- Stated task
Transcribe the records that follow exactly. Skip the pictures.

- Data supplied
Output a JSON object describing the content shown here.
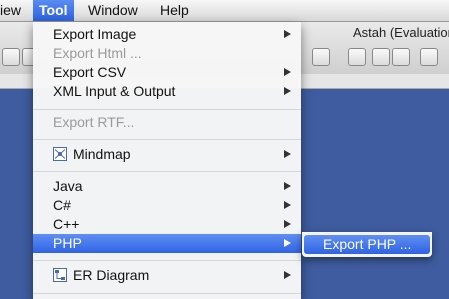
{
  "menubar": {
    "items": [
      "iew",
      "Tool",
      "Window",
      "Help"
    ],
    "active": "Tool"
  },
  "window": {
    "title": "Astah (Evaluation"
  },
  "menu": {
    "items": [
      {
        "label": "Export Image",
        "submenu": true,
        "disabled": false
      },
      {
        "label": "Export Html ...",
        "submenu": false,
        "disabled": true
      },
      {
        "label": "Export CSV",
        "submenu": true,
        "disabled": false
      },
      {
        "label": "XML Input & Output",
        "submenu": true,
        "disabled": false
      },
      {
        "label": "Export RTF...",
        "submenu": false,
        "disabled": true
      },
      {
        "label": "Mindmap",
        "submenu": true,
        "disabled": false,
        "icon": "mindmap-icon"
      },
      {
        "label": "Java",
        "submenu": true,
        "disabled": false
      },
      {
        "label": "C#",
        "submenu": true,
        "disabled": false
      },
      {
        "label": "C++",
        "submenu": true,
        "disabled": false
      },
      {
        "label": "PHP",
        "submenu": true,
        "disabled": false,
        "selected": true
      },
      {
        "label": "ER Diagram",
        "submenu": true,
        "disabled": false,
        "icon": "er-diagram-icon"
      }
    ]
  },
  "submenu": {
    "items": [
      {
        "label": "Export PHP ...",
        "selected": true
      }
    ]
  },
  "colors": {
    "selection": "#2f63e4",
    "canvas": "#3e5c9f",
    "disabled_text": "#9a9a9a"
  }
}
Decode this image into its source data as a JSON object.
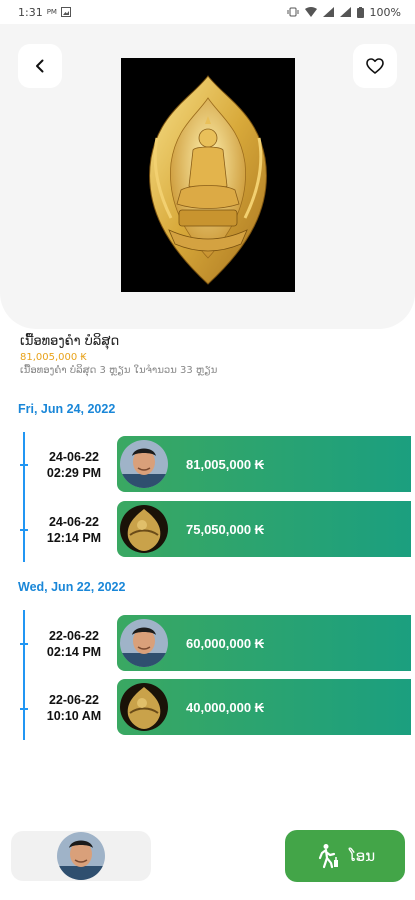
{
  "status": {
    "time": "1:31",
    "ampm": "PM",
    "battery": "100%"
  },
  "product": {
    "title": "ເນື້ອທອງຄຳ ບໍລິສຸດ",
    "price": "81,005,000 ₭",
    "description": "ເນື້ອທອງຄຳ ບໍລິສຸດ 3 ຫຼຽນ ໃນຈຳນວນ 33 ຫຼຽນ"
  },
  "groups": [
    {
      "date": "Fri, Jun 24, 2022",
      "bids": [
        {
          "date": "24-06-22",
          "time": "02:29 PM",
          "amount": "81,005,000 ₭",
          "avatar": "person-avatar"
        },
        {
          "date": "24-06-22",
          "time": "12:14 PM",
          "amount": "75,050,000 ₭",
          "avatar": "amulet-avatar"
        }
      ]
    },
    {
      "date": "Wed, Jun 22, 2022",
      "bids": [
        {
          "date": "22-06-22",
          "time": "02:14 PM",
          "amount": "60,000,000 ₭",
          "avatar": "person-avatar"
        },
        {
          "date": "22-06-22",
          "time": "10:10 AM",
          "amount": "40,000,000 ₭",
          "avatar": "amulet-avatar"
        }
      ]
    }
  ],
  "bottom": {
    "bid_label": "ໂອນ"
  },
  "colors": {
    "accent_blue": "#1a87d8",
    "price_gold": "#e8a21a",
    "card_green_start": "#3aa862",
    "card_green_end": "#1b9f7f",
    "button_green": "#43a548"
  }
}
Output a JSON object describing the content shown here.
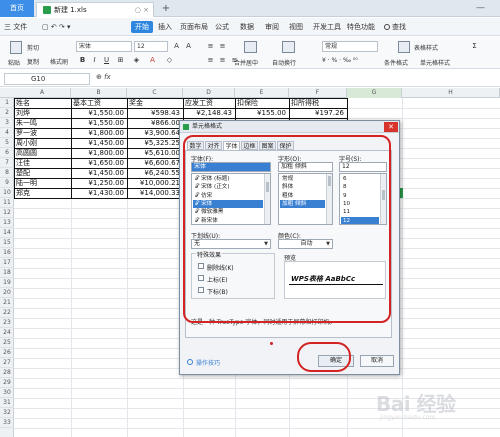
{
  "tabbar": {
    "home": "首页",
    "file_tab": "新建 1.xls",
    "add": "+"
  },
  "menubar": {
    "file": "三 文件",
    "start": "开始",
    "items": [
      "插入",
      "页面布局",
      "公式",
      "数据",
      "审阅",
      "视图",
      "开发工具",
      "特色功能"
    ],
    "search": "查找"
  },
  "ribbon": {
    "paste": "粘贴",
    "cut": "剪切",
    "format_painter": "格式刷",
    "copy": "复制",
    "font": "宋体",
    "size": "12",
    "merge": "合并居中",
    "wrap": "自动换行",
    "number_format": "常规",
    "cond_format": "条件格式",
    "table_style": "表格样式",
    "cell_style": "单元格样式"
  },
  "formula": {
    "namebox": "G10",
    "fx": "fx"
  },
  "grid": {
    "columns": [
      "A",
      "B",
      "C",
      "D",
      "E",
      "F",
      "G",
      "H"
    ],
    "rows": [
      "1",
      "2",
      "3",
      "4",
      "5",
      "6",
      "7",
      "8",
      "9",
      "10",
      "11",
      "12",
      "13",
      "14",
      "15",
      "16",
      "17",
      "18",
      "19",
      "20",
      "21",
      "22",
      "23",
      "24",
      "25",
      "26",
      "27",
      "28",
      "29",
      "30",
      "31",
      "32",
      "33"
    ],
    "headers": [
      "姓名",
      "基本工资",
      "奖金",
      "应发工资",
      "扣保险",
      "扣所得税"
    ],
    "data": [
      [
        "刘烨",
        "¥1,550.00",
        "¥598.43",
        "¥2,148.43",
        "¥155.00",
        "¥197.26"
      ],
      [
        "朱一鸣",
        "¥1,550.00",
        "¥866.00",
        "",
        "",
        ""
      ],
      [
        "罗一波",
        "¥1,800.00",
        "¥3,900.64",
        "",
        "",
        ""
      ],
      [
        "周小刚",
        "¥1,450.00",
        "¥5,325.25",
        "",
        "",
        ""
      ],
      [
        "高圆圆",
        "¥1,800.00",
        "¥5,610.00",
        "",
        "",
        ""
      ],
      [
        "汪佳",
        "¥1,650.00",
        "¥6,600.67",
        "",
        "",
        ""
      ],
      [
        "楚配",
        "¥1,450.00",
        "¥6,240.55",
        "",
        "",
        ""
      ],
      [
        "陆一明",
        "¥1,250.00",
        "¥10,000.21",
        "",
        "",
        ""
      ],
      [
        "郑克",
        "¥1,430.00",
        "¥14,000.33",
        "",
        "",
        ""
      ]
    ]
  },
  "dialog": {
    "title": "单元格格式",
    "close": "✕",
    "tabs": [
      "数字",
      "对齐",
      "字体",
      "边框",
      "图案",
      "保护"
    ],
    "font_label": "字体(F):",
    "font_value": "宋体",
    "fonts": [
      "宋体 (标题)",
      "宋体 (正文)",
      "仿宋",
      "宋体",
      "微软雅黑",
      "新宋体"
    ],
    "style_label": "字形(O):",
    "style_value": "加粗 倾斜",
    "styles": [
      "常规",
      "斜体",
      "粗体",
      "加粗 倾斜"
    ],
    "size_label": "字号(S):",
    "size_value": "12",
    "sizes": [
      "6",
      "8",
      "9",
      "10",
      "11",
      "12"
    ],
    "underline_label": "下划线(U):",
    "underline_value": "无",
    "color_label": "颜色(C):",
    "color_value": "自动",
    "effects_label": "特殊效果",
    "effects": [
      "删除线(K)",
      "上标(E)",
      "下标(B)"
    ],
    "preview_label": "预览",
    "preview_text": "WPS表格  AaBbCc",
    "hint": "这是一种 TrueType 字体，同时适用于屏幕和打印机。",
    "tips": "操作技巧",
    "ok": "确定",
    "cancel": "取消"
  },
  "watermark": {
    "text": "Bai 经验",
    "sub": "jingyan.baidu.com"
  }
}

- Response
Output a JSON object describing the content shown here.
{
  "menubar": {
    "items": [
      "iew",
      "Tool",
      "Window",
      "Help"
    ],
    "active": "Tool"
  },
  "window": {
    "title": "Astah (Evaluation"
  },
  "menu": {
    "items": [
      {
        "label": "Export Image",
        "submenu": true,
        "disabled": false
      },
      {
        "label": "Export Html ...",
        "submenu": false,
        "disabled": true
      },
      {
        "label": "Export CSV",
        "submenu": true,
        "disabled": false
      },
      {
        "label": "XML Input & Output",
        "submenu": true,
        "disabled": false
      },
      {
        "label": "Export RTF...",
        "submenu": false,
        "disabled": true
      },
      {
        "label": "Mindmap",
        "submenu": true,
        "disabled": false,
        "icon": "mindmap-icon"
      },
      {
        "label": "Java",
        "submenu": true,
        "disabled": false
      },
      {
        "label": "C#",
        "submenu": true,
        "disabled": false
      },
      {
        "label": "C++",
        "submenu": true,
        "disabled": false
      },
      {
        "label": "PHP",
        "submenu": true,
        "disabled": false,
        "selected": true
      },
      {
        "label": "ER Diagram",
        "submenu": true,
        "disabled": false,
        "icon": "er-diagram-icon"
      }
    ]
  },
  "submenu": {
    "items": [
      {
        "label": "Export PHP ...",
        "selected": true
      }
    ]
  },
  "colors": {
    "selection": "#2f63e4",
    "canvas": "#3e5c9f",
    "disabled_text": "#9a9a9a"
  }
}
Decode this image into its source data as a JSON object.
{
  "status": {
    "time": "1:31",
    "ampm": "PM",
    "battery": "100%"
  },
  "product": {
    "title": "ເນື້ອທອງຄຳ ບໍລິສຸດ",
    "price": "81,005,000 ₭",
    "description": "ເນື້ອທອງຄຳ ບໍລິສຸດ 3 ຫຼຽນ ໃນຈຳນວນ 33 ຫຼຽນ"
  },
  "groups": [
    {
      "date": "Fri, Jun 24, 2022",
      "bids": [
        {
          "date": "24-06-22",
          "time": "02:29 PM",
          "amount": "81,005,000 ₭",
          "avatar": "person-avatar"
        },
        {
          "date": "24-06-22",
          "time": "12:14 PM",
          "amount": "75,050,000 ₭",
          "avatar": "amulet-avatar"
        }
      ]
    },
    {
      "date": "Wed, Jun 22, 2022",
      "bids": [
        {
          "date": "22-06-22",
          "time": "02:14 PM",
          "amount": "60,000,000 ₭",
          "avatar": "person-avatar"
        },
        {
          "date": "22-06-22",
          "time": "10:10 AM",
          "amount": "40,000,000 ₭",
          "avatar": "amulet-avatar"
        }
      ]
    }
  ],
  "bottom": {
    "bid_label": "ໂອນ"
  },
  "colors": {
    "accent_blue": "#1a87d8",
    "price_gold": "#e8a21a",
    "card_green_start": "#3aa862",
    "card_green_end": "#1b9f7f",
    "button_green": "#43a548"
  }
}
Output a JSON object describing the content shown here.
{
  "tabbar": {
    "home": "首页",
    "file_tab": "新建 1.xls",
    "add": "+"
  },
  "menubar": {
    "file": "三 文件",
    "start": "开始",
    "items": [
      "插入",
      "页面布局",
      "公式",
      "数据",
      "审阅",
      "视图",
      "开发工具",
      "特色功能"
    ],
    "search": "查找"
  },
  "ribbon": {
    "paste": "粘贴",
    "cut": "剪切",
    "format_painter": "格式刷",
    "copy": "复制",
    "font": "宋体",
    "size": "12",
    "merge": "合并居中",
    "wrap": "自动换行",
    "number_format": "常规",
    "cond_format": "条件格式",
    "table_style": "表格样式",
    "cell_style": "单元格样式"
  },
  "formula": {
    "namebox": "G10",
    "fx": "fx"
  },
  "grid": {
    "columns": [
      "A",
      "B",
      "C",
      "D",
      "E",
      "F",
      "G",
      "H"
    ],
    "rows": [
      "1",
      "2",
      "3",
      "4",
      "5",
      "6",
      "7",
      "8",
      "9",
      "10",
      "11",
      "12",
      "13",
      "14",
      "15",
      "16",
      "17",
      "18",
      "19",
      "20",
      "21",
      "22",
      "23",
      "24",
      "25",
      "26",
      "27",
      "28",
      "29",
      "30",
      "31",
      "32",
      "33"
    ],
    "headers": [
      "姓名",
      "基本工资",
      "奖金",
      "应发工资",
      "扣保险",
      "扣所得税"
    ],
    "data": [
      [
        "刘烨",
        "¥1,550.00",
        "¥598.43",
        "¥2,148.43",
        "¥155.00",
        "¥197.26"
      ],
      [
        "朱一鸣",
        "¥1,550.00",
        "¥866.00",
        "",
        "",
        ""
      ],
      [
        "罗一波",
        "¥1,800.00",
        "¥3,900.64",
        "",
        "",
        ""
      ],
      [
        "周小刚",
        "¥1,450.00",
        "¥5,325.25",
        "",
        "",
        ""
      ],
      [
        "高圆圆",
        "¥1,800.00",
        "¥5,610.00",
        "",
        "",
        ""
      ],
      [
        "汪佳",
        "¥1,650.00",
        "¥6,600.67",
        "",
        "",
        ""
      ],
      [
        "楚配",
        "¥1,450.00",
        "¥6,240.55",
        "",
        "",
        ""
      ],
      [
        "陆一明",
        "¥1,250.00",
        "¥10,000.21",
        "",
        "",
        ""
      ],
      [
        "郑克",
        "¥1,430.00",
        "¥14,000.33",
        "",
        "",
        ""
      ]
    ]
  },
  "dialog": {
    "title": "单元格格式",
    "close": "✕",
    "tabs": [
      "数字",
      "对齐",
      "字体",
      "边框",
      "图案",
      "保护"
    ],
    "font_label": "字体(F):",
    "font_value": "宋体",
    "fonts": [
      "宋体 (标题)",
      "宋体 (正文)",
      "仿宋",
      "宋体",
      "微软雅黑",
      "新宋体"
    ],
    "style_label": "字形(O):",
    "style_value": "加粗 倾斜",
    "styles": [
      "常规",
      "斜体",
      "粗体",
      "加粗 倾斜"
    ],
    "size_label": "字号(S):",
    "size_value": "12",
    "sizes": [
      "6",
      "8",
      "9",
      "10",
      "11",
      "12"
    ],
    "underline_label": "下划线(U):",
    "underline_value": "无",
    "color_label": "颜色(C):",
    "color_value": "自动",
    "effects_label": "特殊效果",
    "effects": [
      "删除线(K)",
      "上标(E)",
      "下标(B)"
    ],
    "preview_label": "预览",
    "preview_text": "WPS表格  AaBbCc",
    "hint": "这是一种 TrueType 字体，同时适用于屏幕和打印机。",
    "tips": "操作技巧",
    "ok": "确定",
    "cancel": "取消"
  },
  "watermark": {
    "text": "Bai 经验",
    "sub": "jingyan.baidu.com"
  }
}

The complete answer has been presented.